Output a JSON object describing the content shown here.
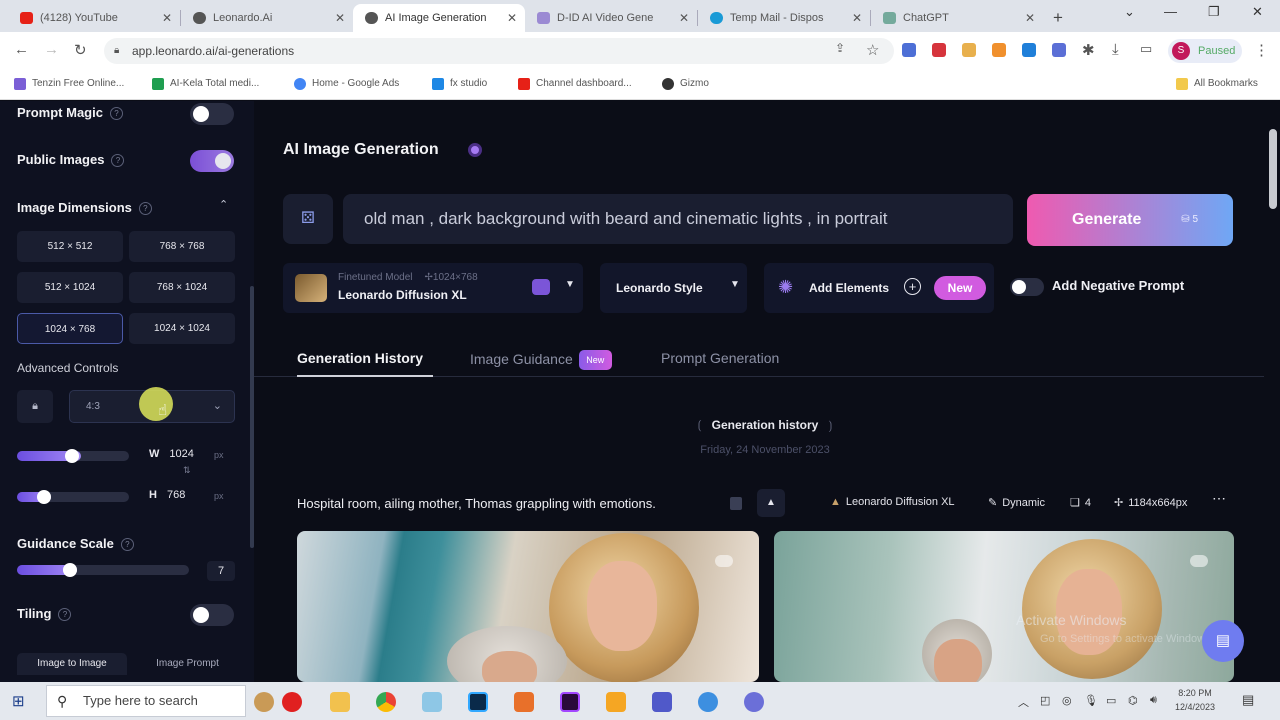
{
  "browser": {
    "tabs": [
      {
        "title": "(4128) YouTube",
        "color": "#e62117"
      },
      {
        "title": "Leonardo.Ai",
        "color": "#555"
      },
      {
        "title": "AI Image Generation",
        "color": "#555"
      },
      {
        "title": "D-ID AI Video Gene",
        "color": "#9b8ad3"
      },
      {
        "title": "Temp Mail - Dispos",
        "color": "#1a9ad6"
      },
      {
        "title": "ChatGPT",
        "color": "#74aa9c"
      }
    ],
    "url": "app.leonardo.ai/ai-generations",
    "profile_initial": "S",
    "profile_status": "Paused",
    "bookmarks": [
      {
        "label": "Tenzin Free Online...",
        "color": "#7b5fd6"
      },
      {
        "label": "AI-Kela Total medi...",
        "color": "#1f9e50"
      },
      {
        "label": "Home - Google Ads",
        "color": "#4285f4"
      },
      {
        "label": "fx studio",
        "color": "#1e88e5"
      },
      {
        "label": "Channel dashboard...",
        "color": "#e62117"
      },
      {
        "label": "Gizmo",
        "color": "#333"
      }
    ],
    "all_bookmarks": "All Bookmarks"
  },
  "sidebar": {
    "prompt_magic": "Prompt Magic",
    "public_images": "Public Images",
    "image_dimensions": "Image Dimensions",
    "dimensions": [
      "512 × 512",
      "768 × 768",
      "512 × 1024",
      "768 × 1024",
      "1024 × 768",
      "1024 × 1024"
    ],
    "selected_dimension": "1024 × 768",
    "advanced_controls": "Advanced Controls",
    "aspect_ratio": "4:3",
    "width_label": "W",
    "width_value": "1024",
    "height_label": "H",
    "height_value": "768",
    "px_unit": "px",
    "guidance_scale": "Guidance Scale",
    "guidance_value": "7",
    "tiling": "Tiling",
    "bottom_tabs": [
      "Image to Image",
      "Image Prompt"
    ]
  },
  "main": {
    "title": "AI Image Generation",
    "prompt": "old man , dark background with beard and cinematic lights , in portrait",
    "generate_label": "Generate",
    "generate_cost": "5",
    "model_caption": "Finetuned Model",
    "model_resolution": "1024×768",
    "model_name": "Leonardo Diffusion XL",
    "style_label": "Leonardo Style",
    "add_elements": "Add Elements",
    "new_badge": "New",
    "add_negative_prompt": "Add Negative Prompt",
    "tabs": [
      "Generation History",
      "Image Guidance",
      "Prompt Generation"
    ],
    "tab_new_badge": "New",
    "history_title": "Generation history",
    "history_date": "Friday, 24 November 2023",
    "generation": {
      "prompt": "Hospital room, ailing mother, Thomas grappling with emotions.",
      "model": "Leonardo Diffusion XL",
      "style": "Dynamic",
      "count": "4",
      "size": "1184x664px"
    },
    "watermark_line1": "Activate Windows",
    "watermark_line2": "Go to Settings to activate Windows."
  },
  "taskbar": {
    "search_placeholder": "Type here to search",
    "time": "8:20 PM",
    "date": "12/4/2023"
  }
}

------------------------

* Work to complete
Repeat the entries exactly. Pictures are excluded from the copy.

* Correct output
Output a JSON object describing the content shown here.
{
  "browser": {
    "tabs": [
      {
        "title": "(4128) YouTube",
        "color": "#e62117"
      },
      {
        "title": "Leonardo.Ai",
        "color": "#555"
      },
      {
        "title": "AI Image Generation",
        "color": "#555"
      },
      {
        "title": "D-ID AI Video Gene",
        "color": "#9b8ad3"
      },
      {
        "title": "Temp Mail - Dispos",
        "color": "#1a9ad6"
      },
      {
        "title": "ChatGPT",
        "color": "#74aa9c"
      }
    ],
    "url": "app.leonardo.ai/ai-generations",
    "profile_initial": "S",
    "profile_status": "Paused",
    "bookmarks": [
      {
        "label": "Tenzin Free Online...",
        "color": "#7b5fd6"
      },
      {
        "label": "AI-Kela Total medi...",
        "color": "#1f9e50"
      },
      {
        "label": "Home - Google Ads",
        "color": "#4285f4"
      },
      {
        "label": "fx studio",
        "color": "#1e88e5"
      },
      {
        "label": "Channel dashboard...",
        "color": "#e62117"
      },
      {
        "label": "Gizmo",
        "color": "#333"
      }
    ],
    "all_bookmarks": "All Bookmarks"
  },
  "sidebar": {
    "prompt_magic": "Prompt Magic",
    "public_images": "Public Images",
    "image_dimensions": "Image Dimensions",
    "dimensions": [
      "512 × 512",
      "768 × 768",
      "512 × 1024",
      "768 × 1024",
      "1024 × 768",
      "1024 × 1024"
    ],
    "selected_dimension": "1024 × 768",
    "advanced_controls": "Advanced Controls",
    "aspect_ratio": "4:3",
    "width_label": "W",
    "width_value": "1024",
    "height_label": "H",
    "height_value": "768",
    "px_unit": "px",
    "guidance_scale": "Guidance Scale",
    "guidance_value": "7",
    "tiling": "Tiling",
    "bottom_tabs": [
      "Image to Image",
      "Image Prompt"
    ]
  },
  "main": {
    "title": "AI Image Generation",
    "prompt": "old man , dark background with beard and cinematic lights , in portrait",
    "generate_label": "Generate",
    "generate_cost": "5",
    "model_caption": "Finetuned Model",
    "model_resolution": "1024×768",
    "model_name": "Leonardo Diffusion XL",
    "style_label": "Leonardo Style",
    "add_elements": "Add Elements",
    "new_badge": "New",
    "add_negative_prompt": "Add Negative Prompt",
    "tabs": [
      "Generation History",
      "Image Guidance",
      "Prompt Generation"
    ],
    "tab_new_badge": "New",
    "history_title": "Generation history",
    "history_date": "Friday, 24 November 2023",
    "generation": {
      "prompt": "Hospital room, ailing mother, Thomas grappling with emotions.",
      "model": "Leonardo Diffusion XL",
      "style": "Dynamic",
      "count": "4",
      "size": "1184x664px"
    },
    "watermark_line1": "Activate Windows",
    "watermark_line2": "Go to Settings to activate Windows."
  },
  "taskbar": {
    "search_placeholder": "Type here to search",
    "time": "8:20 PM",
    "date": "12/4/2023"
  }
}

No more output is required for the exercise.